▶ **Data shown**

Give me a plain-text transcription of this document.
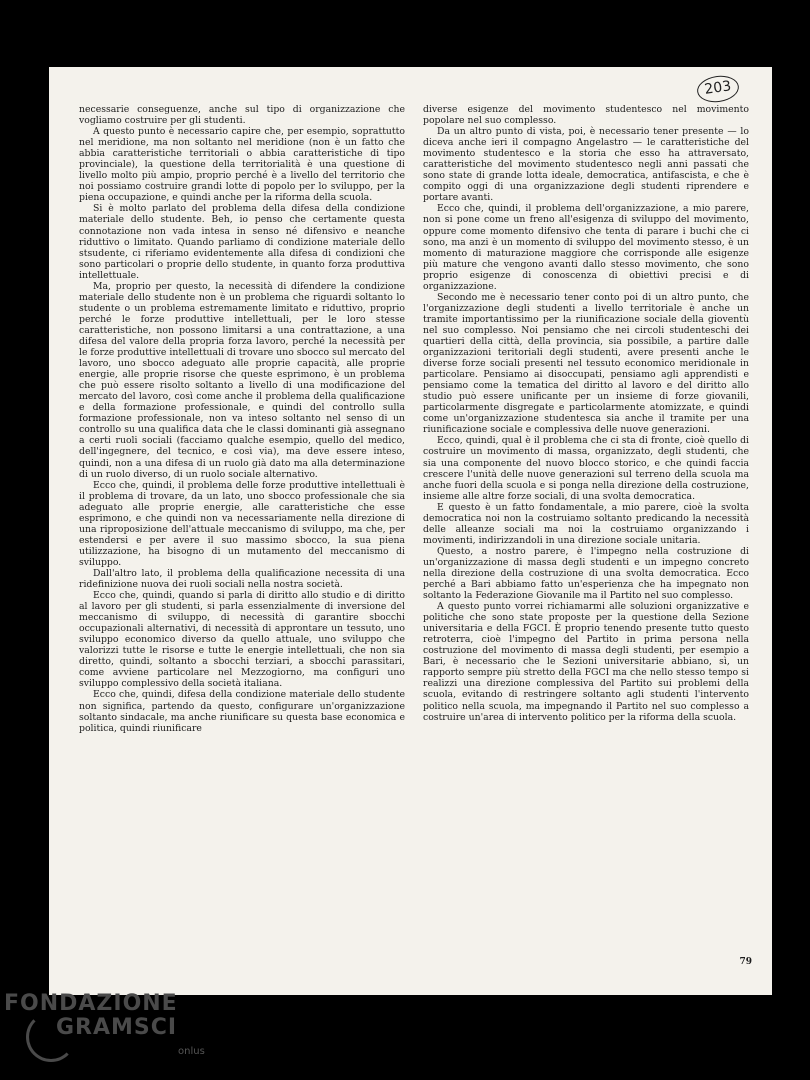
203

necessarie conseguenze, anche sul tipo di organizzazione che vogliamo costruire per gli studenti.

A questo punto è necessario capire che, per esempio, soprattutto nel meridione, ma non soltanto nel meridione (non è un fatto che abbia caratteristiche territoriali o abbia caratteristiche di tipo provinciale), la questione della territorialità è una questione di livello molto più ampio, proprio perché è a livello del territorio che noi possiamo costruire grandi lotte di popolo per lo sviluppo, per la piena occupazione, e quindi anche per la riforma della scuola.

Si è molto parlato del problema della difesa della condizione materiale dello studente. Beh, io penso che certamente questa connotazione non vada intesa in senso né difensivo e neanche riduttivo o limitato. Quando parliamo di condizione materiale dello stsudente, ci riferiamo evidentemente alla difesa di condizioni che sono particolari o proprie dello studente, in quanto forza produttiva intellettuale.

Ma, proprio per questo, la necessità di difendere la condizione materiale dello studente non è un problema che riguardi soltanto lo studente o un problema estremamente limitato e riduttivo, proprio perché le forze produttive intellettuali, per le loro stesse caratteristiche, non possono limitarsi a una contrattazione, a una difesa del valore della propria forza lavoro, perché la necessità per le forze produttive intellettuali di trovare uno sbocco sul mercato del lavoro, uno sbocco adeguato alle proprie capacità, alle proprie energie, alle proprie risorse che queste esprimono, è un problema che può essere risolto soltanto a livello di una modificazione del mercato del lavoro, così come anche il problema della qualificazione e della formazione professionale, e quindi del controllo sulla formazione professionale, non va inteso soltanto nel senso di un controllo su una qualifica data che le classi dominanti già assegnano a certi ruoli sociali (facciamo qualche esempio, quello del medico, dell'ingegnere, del tecnico, e così via), ma deve essere inteso, quindi, non a una difesa di un ruolo già dato ma alla determinazione di un ruolo diverso, di un ruolo sociale alternativo.

Ecco che, quindi, il problema delle forze produttive intellettuali è il problema di trovare, da un lato, uno sbocco professionale che sia adeguato alle proprie energie, alle caratteristiche che esse esprimono, e che quindi non va necessariamente nella direzione di una riproposizione dell'attuale meccanismo di sviluppo, ma che, per estendersi e per avere il suo massimo sbocco, la sua piena utilizzazione, ha bisogno di un mutamento del meccanismo di sviluppo.

Dall'altro lato, il problema della qualificazione necessita di una ridefinizione nuova dei ruoli sociali nella nostra società.

Ecco che, quindi, quando si parla di diritto allo studio e di diritto al lavoro per gli studenti, si parla essenzialmente di inversione del meccanismo di sviluppo, di necessità di garantire sbocchi occupazionali alternativi, di necessità di approntare un tessuto, uno sviluppo economico diverso da quello attuale, uno sviluppo che valorizzi tutte le risorse e tutte le energie intellettuali, che non sia diretto, quindi, soltanto a sbocchi terziari, a sbocchi parassitari, come avviene particolare nel Mezzogiorno, ma configuri uno sviluppo complessivo della società italiana.

Ecco che, quindi, difesa della condizione materiale dello studente non significa, partendo da questo, configurare un'organizzazione soltanto sindacale, ma anche riunificare su questa base economica e politica, quindi riunificare

diverse esigenze del movimento studentesco nel movimento popolare nel suo complesso.

Da un altro punto di vista, poi, è necessario tener presente — lo diceva anche ieri il compagno Angelastro — le caratteristiche del movimento studentesco e la storia che esso ha attraversato, caratteristiche del movimento studentesco negli anni passati che sono state di grande lotta ideale, democratica, antifascista, e che è compito oggi di una organizzazione degli studenti riprendere e portare avanti.

Ecco che, quindi, il problema dell'organizzazione, a mio parere, non si pone come un freno all'esigenza di sviluppo del movimento, oppure come momento difensivo che tenta di parare i buchi che ci sono, ma anzi è un momento di sviluppo del movimento stesso, è un momento di maturazione maggiore che corrisponde alle esigenze più mature che vengono avanti dallo stesso movimento, che sono proprio esigenze di conoscenza di obiettivi precisi e di organizzazione.

Secondo me è necessario tener conto poi di un altro punto, che l'organizzazione degli studenti a livello territoriale è anche un tramite importantissimo per la riunificazione sociale della gioventù nel suo complesso. Noi pensiamo che nei circoli studenteschi dei quartieri della città, della provincia, sia possibile, a partire dalle organizzazioni teritoriali degli studenti, avere presenti anche le diverse forze sociali presenti nel tessuto economico meridionale in particolare. Pensiamo ai disoccupati, pensiamo agli apprendisti e pensiamo come la tematica del diritto al lavoro e del diritto allo studio può essere unificante per un insieme di forze giovanili, particolarmente disgregate e particolarmente atomizzate, e quindi come un'organizzazione studentesca sia anche il tramite per una riunificazione sociale e complessiva delle nuove generazioni.

Ecco, quindi, qual è il problema che ci sta di fronte, cioè quello di costruire un movimento di massa, organizzato, degli studenti, che sia una componente del nuovo blocco storico, e che quindi faccia crescere l'unità delle nuove generazioni sul terreno della scuola ma anche fuori della scuola e si ponga nella direzione della costruzione, insieme alle altre forze sociali, di una svolta democratica.

E questo è un fatto fondamentale, a mio parere, cioè la svolta democratica noi non la costruiamo soltanto predicando la necessità delle alleanze sociali ma noi la costruiamo organizzando i movimenti, indirizzandoli in una direzione sociale unitaria.

Questo, a nostro parere, è l'impegno nella costruzione di un'organizzazione di massa degli studenti e un impegno concreto nella direzione della costruzione di una svolta democratica. Ecco perché a Bari abbiamo fatto un'esperienza che ha impegnato non soltanto la Federazione Giovanile ma il Partito nel suo complesso.

A questo punto vorrei richiamarmi alle soluzioni organizzative e politiche che sono state proposte per la questione della Sezione universitaria e della FGCI. È proprio tenendo presente tutto questo retroterra, cioè l'impegno del Partito in prima persona nella costruzione del movimento di massa degli studenti, per esempio a Bari, è necessario che le Sezioni universitarie abbiano, sì, un rapporto sempre più stretto della FGCI ma che nello stesso tempo si realizzi una direzione complessiva del Partito sui problemi della scuola, evitando di restringere soltanto agli studenti l'intervento politico nella scuola, ma impegnando il Partito nel suo complesso a costruire un'area di intervento politico per la riforma della scuola.

79
FONDAZIONE
GRAMSCI
onlus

▶ **What you have to do**
Transcribe the full listing above exactly, with the images removed.

▶ **Response to the task**
Give me a plain-text transcription of this document.
203

necessarie conseguenze, anche sul tipo di organizzazione che vogliamo costruire per gli studenti.

A questo punto è necessario capire che, per esempio, soprattutto nel meridione, ma non soltanto nel meridione (non è un fatto che abbia caratteristiche territoriali o abbia caratteristiche di tipo provinciale), la questione della territorialità è una questione di livello molto più ampio, proprio perché è a livello del territorio che noi possiamo costruire grandi lotte di popolo per lo sviluppo, per la piena occupazione, e quindi anche per la riforma della scuola.

Si è molto parlato del problema della difesa della condizione materiale dello studente. Beh, io penso che certamente questa connotazione non vada intesa in senso né difensivo e neanche riduttivo o limitato. Quando parliamo di condizione materiale dello stsudente, ci riferiamo evidentemente alla difesa di condizioni che sono particolari o proprie dello studente, in quanto forza produttiva intellettuale.

Ma, proprio per questo, la necessità di difendere la condizione materiale dello studente non è un problema che riguardi soltanto lo studente o un problema estremamente limitato e riduttivo, proprio perché le forze produttive intellettuali, per le loro stesse caratteristiche, non possono limitarsi a una contrattazione, a una difesa del valore della propria forza lavoro, perché la necessità per le forze produttive intellettuali di trovare uno sbocco sul mercato del lavoro, uno sbocco adeguato alle proprie capacità, alle proprie energie, alle proprie risorse che queste esprimono, è un problema che può essere risolto soltanto a livello di una modificazione del mercato del lavoro, così come anche il problema della qualificazione e della formazione professionale, e quindi del controllo sulla formazione professionale, non va inteso soltanto nel senso di un controllo su una qualifica data che le classi dominanti già assegnano a certi ruoli sociali (facciamo qualche esempio, quello del medico, dell'ingegnere, del tecnico, e così via), ma deve essere inteso, quindi, non a una difesa di un ruolo già dato ma alla determinazione di un ruolo diverso, di un ruolo sociale alternativo.

Ecco che, quindi, il problema delle forze produttive intellettuali è il problema di trovare, da un lato, uno sbocco professionale che sia adeguato alle proprie energie, alle caratteristiche che esse esprimono, e che quindi non va necessariamente nella direzione di una riproposizione dell'attuale meccanismo di sviluppo, ma che, per estendersi e per avere il suo massimo sbocco, la sua piena utilizzazione, ha bisogno di un mutamento del meccanismo di sviluppo.

Dall'altro lato, il problema della qualificazione necessita di una ridefinizione nuova dei ruoli sociali nella nostra società.

Ecco che, quindi, quando si parla di diritto allo studio e di diritto al lavoro per gli studenti, si parla essenzialmente di inversione del meccanismo di sviluppo, di necessità di garantire sbocchi occupazionali alternativi, di necessità di approntare un tessuto, uno sviluppo economico diverso da quello attuale, uno sviluppo che valorizzi tutte le risorse e tutte le energie intellettuali, che non sia diretto, quindi, soltanto a sbocchi terziari, a sbocchi parassitari, come avviene particolare nel Mezzogiorno, ma configuri uno sviluppo complessivo della società italiana.

Ecco che, quindi, difesa della condizione materiale dello studente non significa, partendo da questo, configurare un'organizzazione soltanto sindacale, ma anche riunificare su questa base economica e politica, quindi riunificare

diverse esigenze del movimento studentesco nel movimento popolare nel suo complesso.

Da un altro punto di vista, poi, è necessario tener presente — lo diceva anche ieri il compagno Angelastro — le caratteristiche del movimento studentesco e la storia che esso ha attraversato, caratteristiche del movimento studentesco negli anni passati che sono state di grande lotta ideale, democratica, antifascista, e che è compito oggi di una organizzazione degli studenti riprendere e portare avanti.

Ecco che, quindi, il problema dell'organizzazione, a mio parere, non si pone come un freno all'esigenza di sviluppo del movimento, oppure come momento difensivo che tenta di parare i buchi che ci sono, ma anzi è un momento di sviluppo del movimento stesso, è un momento di maturazione maggiore che corrisponde alle esigenze più mature che vengono avanti dallo stesso movimento, che sono proprio esigenze di conoscenza di obiettivi precisi e di organizzazione.

Secondo me è necessario tener conto poi di un altro punto, che l'organizzazione degli studenti a livello territoriale è anche un tramite importantissimo per la riunificazione sociale della gioventù nel suo complesso. Noi pensiamo che nei circoli studenteschi dei quartieri della città, della provincia, sia possibile, a partire dalle organizzazioni teritoriali degli studenti, avere presenti anche le diverse forze sociali presenti nel tessuto economico meridionale in particolare. Pensiamo ai disoccupati, pensiamo agli apprendisti e pensiamo come la tematica del diritto al lavoro e del diritto allo studio può essere unificante per un insieme di forze giovanili, particolarmente disgregate e particolarmente atomizzate, e quindi come un'organizzazione studentesca sia anche il tramite per una riunificazione sociale e complessiva delle nuove generazioni.

Ecco, quindi, qual è il problema che ci sta di fronte, cioè quello di costruire un movimento di massa, organizzato, degli studenti, che sia una componente del nuovo blocco storico, e che quindi faccia crescere l'unità delle nuove generazioni sul terreno della scuola ma anche fuori della scuola e si ponga nella direzione della costruzione, insieme alle altre forze sociali, di una svolta democratica.

E questo è un fatto fondamentale, a mio parere, cioè la svolta democratica noi non la costruiamo soltanto predicando la necessità delle alleanze sociali ma noi la costruiamo organizzando i movimenti, indirizzandoli in una direzione sociale unitaria.

Questo, a nostro parere, è l'impegno nella costruzione di un'organizzazione di massa degli studenti e un impegno concreto nella direzione della costruzione di una svolta democratica. Ecco perché a Bari abbiamo fatto un'esperienza che ha impegnato non soltanto la Federazione Giovanile ma il Partito nel suo complesso.

A questo punto vorrei richiamarmi alle soluzioni organizzative e politiche che sono state proposte per la questione della Sezione universitaria e della FGCI. È proprio tenendo presente tutto questo retroterra, cioè l'impegno del Partito in prima persona nella costruzione del movimento di massa degli studenti, per esempio a Bari, è necessario che le Sezioni universitarie abbiano, sì, un rapporto sempre più stretto della FGCI ma che nello stesso tempo si realizzi una direzione complessiva del Partito sui problemi della scuola, evitando di restringere soltanto agli studenti l'intervento politico nella scuola, ma impegnando il Partito nel suo complesso a costruire un'area di intervento politico per la riforma della scuola.

79
FONDAZIONE
GRAMSCI
onlus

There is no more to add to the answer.